> [DIRECTIONS]:
Below are some records; repeat them all exactly, minus the pictures.

----

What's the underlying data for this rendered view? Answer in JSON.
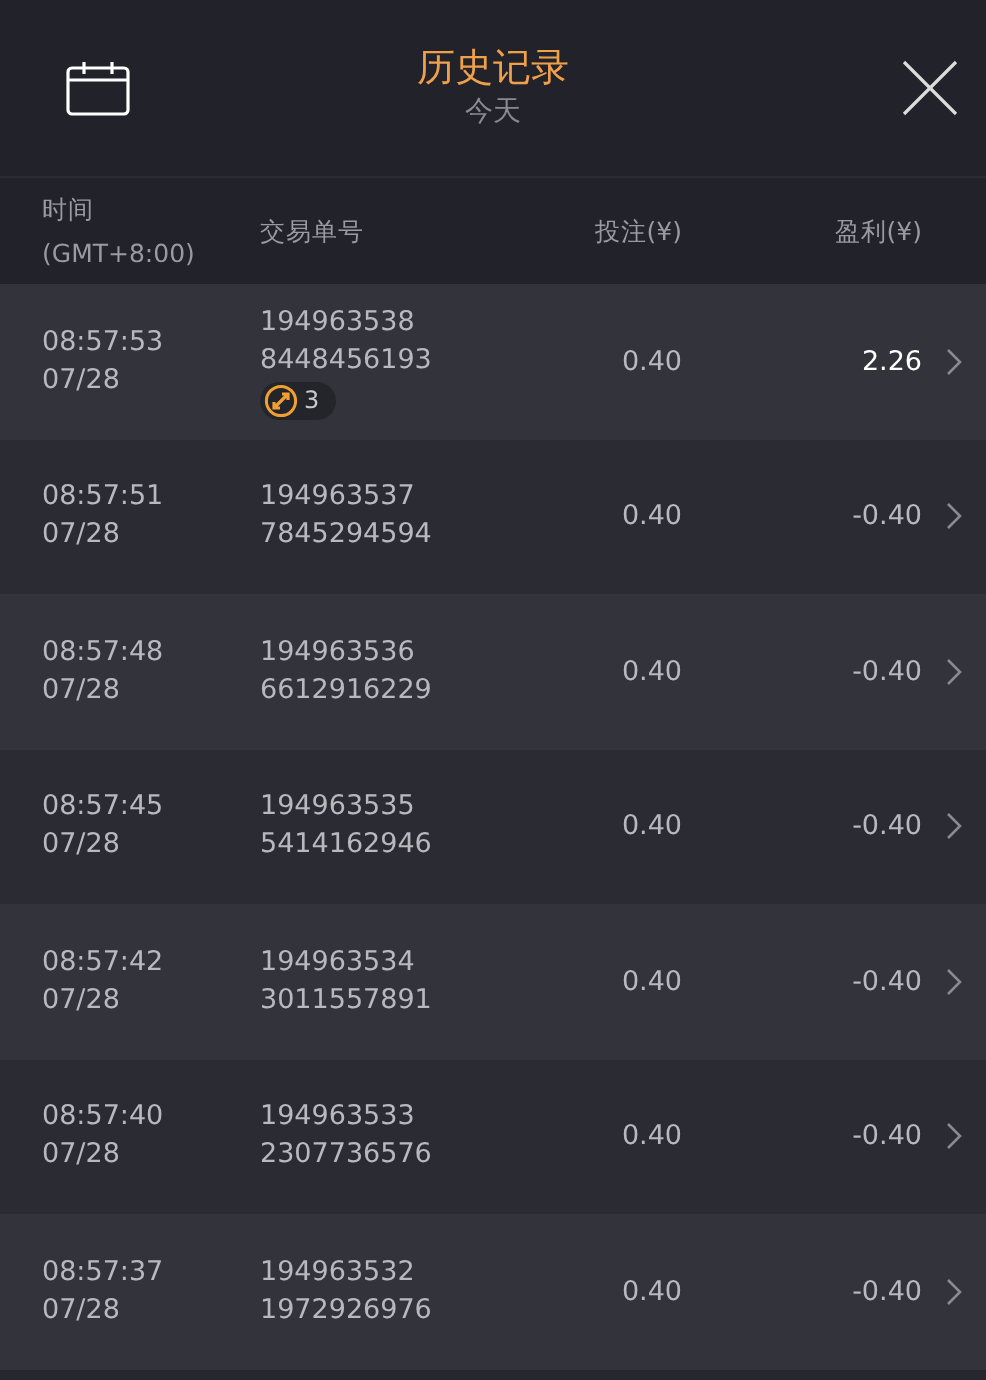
{
  "header": {
    "title": "历史记录",
    "subtitle": "今天"
  },
  "columns": [
    {
      "label": "时间",
      "sublabel": "(GMT+8:00)"
    },
    {
      "label": "交易单号"
    },
    {
      "label": "投注(¥)"
    },
    {
      "label": "盈利(¥)"
    }
  ],
  "rows": [
    {
      "time": "08:57:53",
      "date": "07/28",
      "id": "194963538",
      "ref": "8448456193",
      "badge": "3",
      "stake": "0.40",
      "profit": "2.26",
      "won": true
    },
    {
      "time": "08:57:51",
      "date": "07/28",
      "id": "194963537",
      "ref": "7845294594",
      "stake": "0.40",
      "profit": "-0.40",
      "won": false
    },
    {
      "time": "08:57:48",
      "date": "07/28",
      "id": "194963536",
      "ref": "6612916229",
      "stake": "0.40",
      "profit": "-0.40",
      "won": false
    },
    {
      "time": "08:57:45",
      "date": "07/28",
      "id": "194963535",
      "ref": "5414162946",
      "stake": "0.40",
      "profit": "-0.40",
      "won": false
    },
    {
      "time": "08:57:42",
      "date": "07/28",
      "id": "194963534",
      "ref": "3011557891",
      "stake": "0.40",
      "profit": "-0.40",
      "won": false
    },
    {
      "time": "08:57:40",
      "date": "07/28",
      "id": "194963533",
      "ref": "2307736576",
      "stake": "0.40",
      "profit": "-0.40",
      "won": false
    },
    {
      "time": "08:57:37",
      "date": "07/28",
      "id": "194963532",
      "ref": "1972926976",
      "stake": "0.40",
      "profit": "-0.40",
      "won": false
    }
  ]
}
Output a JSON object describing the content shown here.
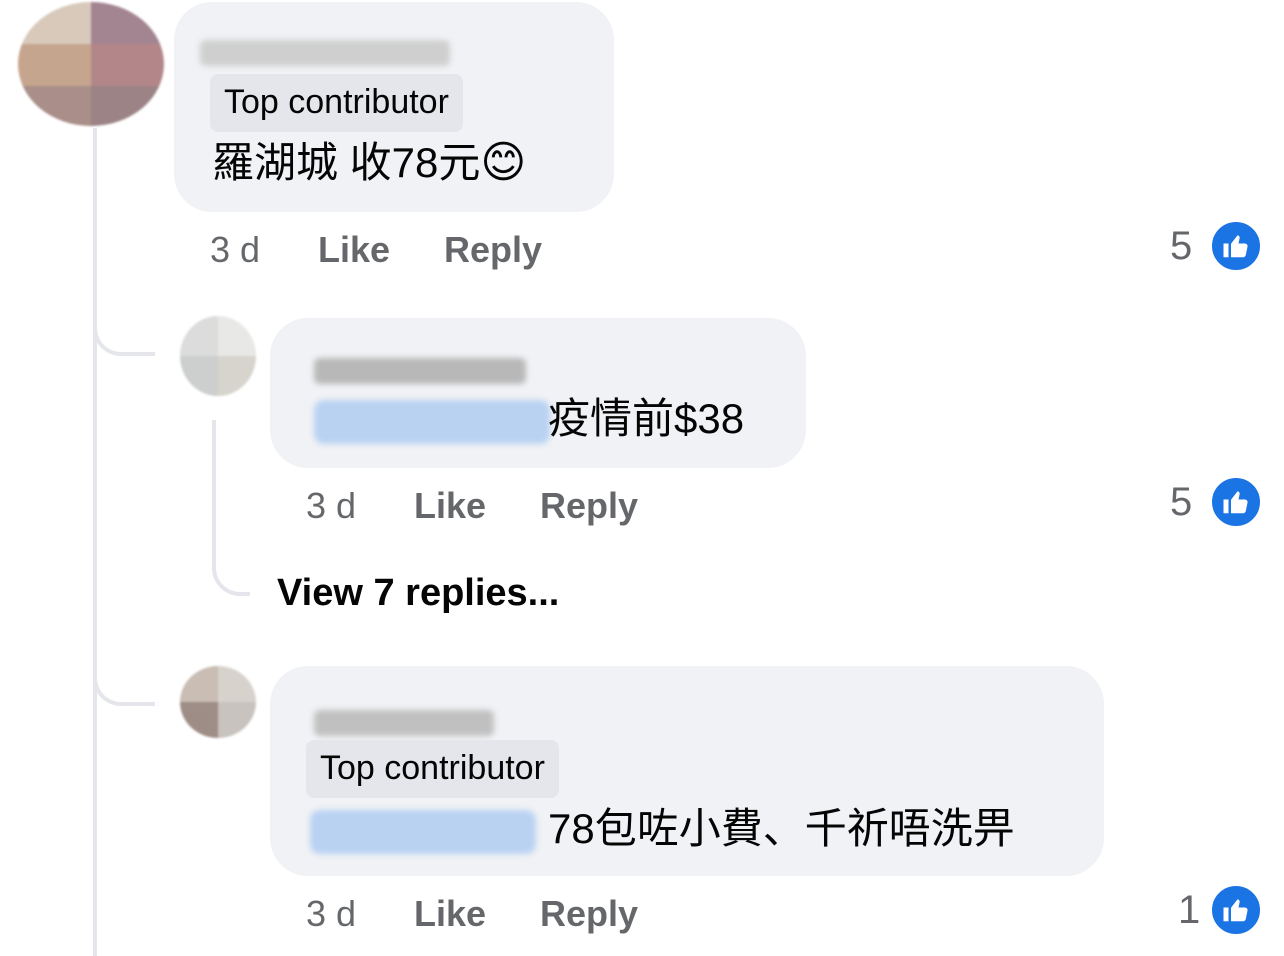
{
  "comments": [
    {
      "badge": "Top contributor",
      "text": "羅湖城 收78元",
      "emoji": "😊",
      "time": "3 d",
      "like_label": "Like",
      "reply_label": "Reply",
      "reaction_count": "5"
    },
    {
      "text": "疫情前$38",
      "time": "3 d",
      "like_label": "Like",
      "reply_label": "Reply",
      "reaction_count": "5"
    },
    {
      "badge": "Top contributor",
      "text": "78包咗小費、千祈唔洗畀",
      "time": "3 d",
      "like_label": "Like",
      "reply_label": "Reply",
      "reaction_count": "1"
    }
  ],
  "view_replies": "View 7 replies...",
  "colors": {
    "like_blue": "#1b74e4",
    "bubble": "#f0f2f5",
    "meta_gray": "#65676b"
  },
  "icons": {
    "reaction": "thumbs-up-icon"
  }
}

----

> [TASK OUTPUT]:
What's the underlying data for this rendered view? Answer in JSON.
{
  "header": {
    "title": "历史记录",
    "subtitle": "今天"
  },
  "columns": [
    {
      "label": "时间",
      "sublabel": "(GMT+8:00)"
    },
    {
      "label": "交易单号"
    },
    {
      "label": "投注(¥)"
    },
    {
      "label": "盈利(¥)"
    }
  ],
  "rows": [
    {
      "time": "08:57:53",
      "date": "07/28",
      "id": "194963538",
      "ref": "8448456193",
      "badge": "3",
      "stake": "0.40",
      "profit": "2.26",
      "won": true
    },
    {
      "time": "08:57:51",
      "date": "07/28",
      "id": "194963537",
      "ref": "7845294594",
      "stake": "0.40",
      "profit": "-0.40",
      "won": false
    },
    {
      "time": "08:57:48",
      "date": "07/28",
      "id": "194963536",
      "ref": "6612916229",
      "stake": "0.40",
      "profit": "-0.40",
      "won": false
    },
    {
      "time": "08:57:45",
      "date": "07/28",
      "id": "194963535",
      "ref": "5414162946",
      "stake": "0.40",
      "profit": "-0.40",
      "won": false
    },
    {
      "time": "08:57:42",
      "date": "07/28",
      "id": "194963534",
      "ref": "3011557891",
      "stake": "0.40",
      "profit": "-0.40",
      "won": false
    },
    {
      "time": "08:57:40",
      "date": "07/28",
      "id": "194963533",
      "ref": "2307736576",
      "stake": "0.40",
      "profit": "-0.40",
      "won": false
    },
    {
      "time": "08:57:37",
      "date": "07/28",
      "id": "194963532",
      "ref": "1972926976",
      "stake": "0.40",
      "profit": "-0.40",
      "won": false
    }
  ]
}
Output a JSON object describing the content shown here.
{
  "comments": [
    {
      "badge": "Top contributor",
      "text": "羅湖城 收78元",
      "emoji": "😊",
      "time": "3 d",
      "like_label": "Like",
      "reply_label": "Reply",
      "reaction_count": "5"
    },
    {
      "text": "疫情前$38",
      "time": "3 d",
      "like_label": "Like",
      "reply_label": "Reply",
      "reaction_count": "5"
    },
    {
      "badge": "Top contributor",
      "text": "78包咗小費、千祈唔洗畀",
      "time": "3 d",
      "like_label": "Like",
      "reply_label": "Reply",
      "reaction_count": "1"
    }
  ],
  "view_replies": "View 7 replies...",
  "colors": {
    "like_blue": "#1b74e4",
    "bubble": "#f0f2f5",
    "meta_gray": "#65676b"
  },
  "icons": {
    "reaction": "thumbs-up-icon"
  }
}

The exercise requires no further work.